(Dataset excerpt)
##############################
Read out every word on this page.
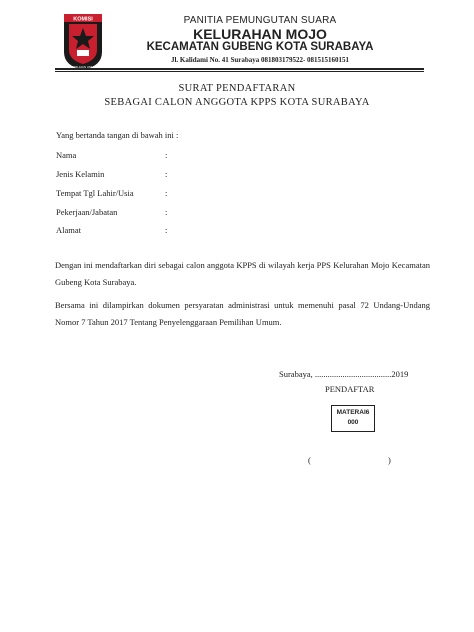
KOMISI
PEMILIHAN UMUM
PANITIA PEMUNGUTAN SUARA
KELURAHAN MOJO
KECAMATAN GUBENG KOTA SURABAYA
Jl. Kalidami No. 41 Surabaya 081803179522- 081515160151
SURAT PENDAFTARAN
SEBAGAI CALON ANGGOTA KPPS KOTA SURABAYA
Yang bertanda tangan di bawah ini :
Nama	:
Jenis Kelamin	:
Tempat Tgl Lahir/Usia	:
Pekerjaan/Jabatan	:
Alamat	:
Dengan ini mendaftarkan diri sebagai calon anggota KPPS di wilayah kerja PPS Kelurahan Mojo Kecamatan Gubeng Kota Surabaya.
Bersama ini dilampirkan dokumen persyaratan administrasi untuk memenuhi pasal 72 Undang-Undang Nomor 7 Tahun 2017 Tentang Penyelenggaraan Pemilihan Umum.
Surabaya, ....................................2019
PENDAFTAR
MATERAI6
000
(	)
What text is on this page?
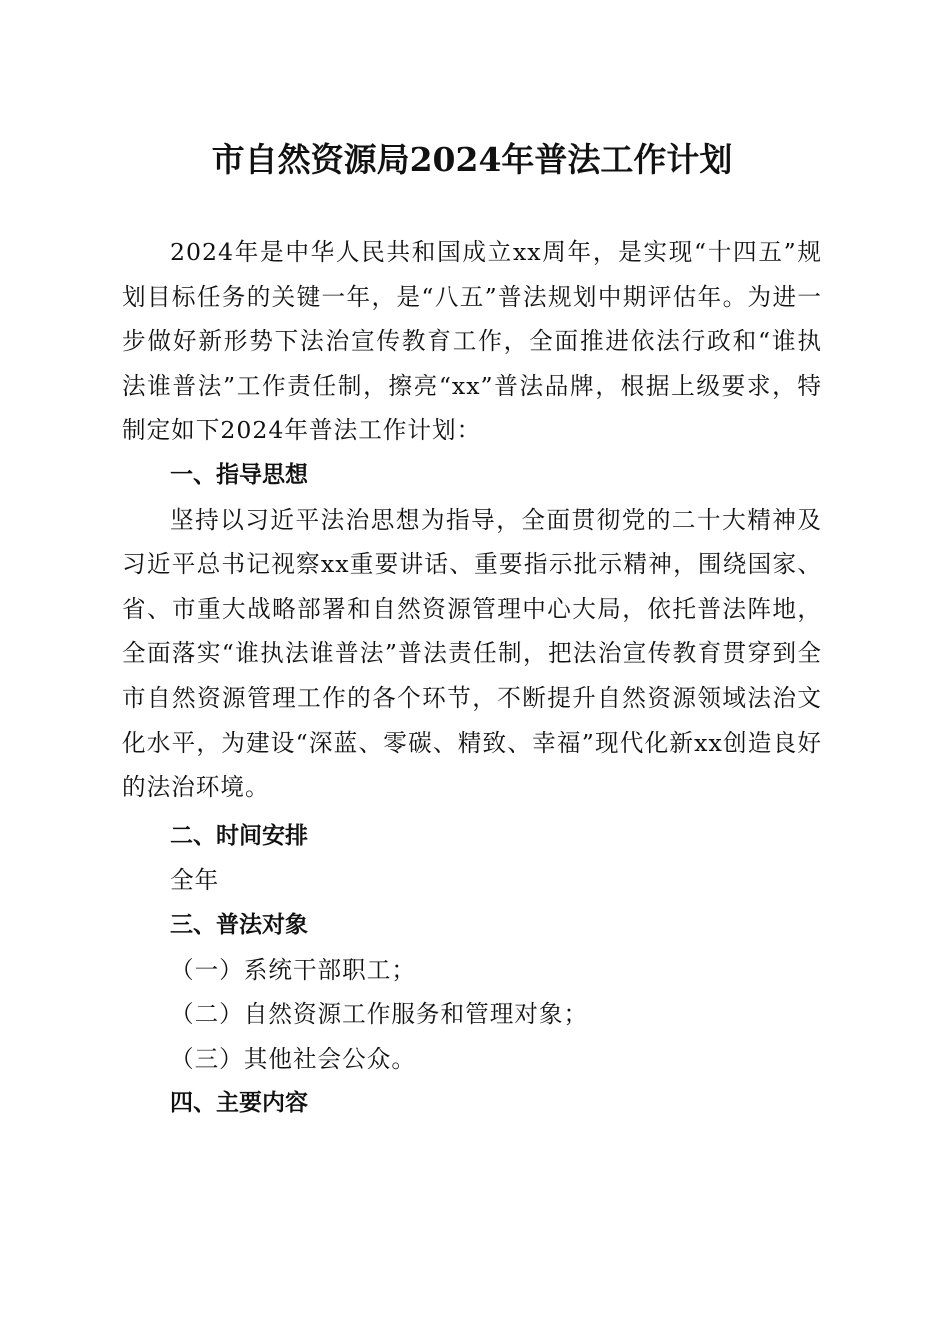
市自然资源局2024年普法工作计划

2024年是中华人民共和国成立xx周年，是实现“十四五”规划目标任务的关键一年，是“八五”普法规划中期评估年。为进一步做好新形势下法治宣传教育工作，全面推进依法行政和“谁执法谁普法”工作责任制，擦亮“xx”普法品牌，根据上级要求，特制定如下2024年普法工作计划：

一、指导思想

坚持以习近平法治思想为指导，全面贯彻党的二十大精神及习近平总书记视察xx重要讲话、重要指示批示精神，围绕国家、省、市重大战略部署和自然资源管理中心大局，依托普法阵地，全面落实“谁执法谁普法”普法责任制，把法治宣传教育贯穿到全市自然资源管理工作的各个环节，不断提升自然资源领域法治文化水平，为建设“深蓝、零碳、精致、幸福”现代化新xx创造良好的法治环境。

二、时间安排

全年

三、普法对象

（一）系统干部职工；

（二）自然资源工作服务和管理对象；

（三）其他社会公众。

四、主要内容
##############################
# SHORT PROBLEM
Return the material word for word. Pictures are not part of the copy.

# REPLY TO THE EXERCISE
Read out every word on this page.
KOMISI
PEMILIHAN UMUM
PANITIA PEMUNGUTAN SUARA
KELURAHAN MOJO
KECAMATAN GUBENG KOTA SURABAYA
Jl. Kalidami No. 41 Surabaya 081803179522- 081515160151
SURAT PENDAFTARAN
SEBAGAI CALON ANGGOTA KPPS KOTA SURABAYA
Yang bertanda tangan di bawah ini :
Nama	:
Jenis Kelamin	:
Tempat Tgl Lahir/Usia	:
Pekerjaan/Jabatan	:
Alamat	:
Dengan ini mendaftarkan diri sebagai calon anggota KPPS di wilayah kerja PPS Kelurahan Mojo Kecamatan Gubeng Kota Surabaya.
Bersama ini dilampirkan dokumen persyaratan administrasi untuk memenuhi pasal 72 Undang-Undang Nomor 7 Tahun 2017 Tentang Penyelenggaraan Pemilihan Umum.
Surabaya, ....................................2019
PENDAFTAR
MATERAI6
000
(	)
What text is on this page?
市自然资源局2024年普法工作计划

2024年是中华人民共和国成立xx周年，是实现“十四五”规划目标任务的关键一年，是“八五”普法规划中期评估年。为进一步做好新形势下法治宣传教育工作，全面推进依法行政和“谁执法谁普法”工作责任制，擦亮“xx”普法品牌，根据上级要求，特制定如下2024年普法工作计划：

一、指导思想

坚持以习近平法治思想为指导，全面贯彻党的二十大精神及习近平总书记视察xx重要讲话、重要指示批示精神，围绕国家、省、市重大战略部署和自然资源管理中心大局，依托普法阵地，全面落实“谁执法谁普法”普法责任制，把法治宣传教育贯穿到全市自然资源管理工作的各个环节，不断提升自然资源领域法治文化水平，为建设“深蓝、零碳、精致、幸福”现代化新xx创造良好的法治环境。

二、时间安排

全年

三、普法对象

（一）系统干部职工；

（二）自然资源工作服务和管理对象；

（三）其他社会公众。

四、主要内容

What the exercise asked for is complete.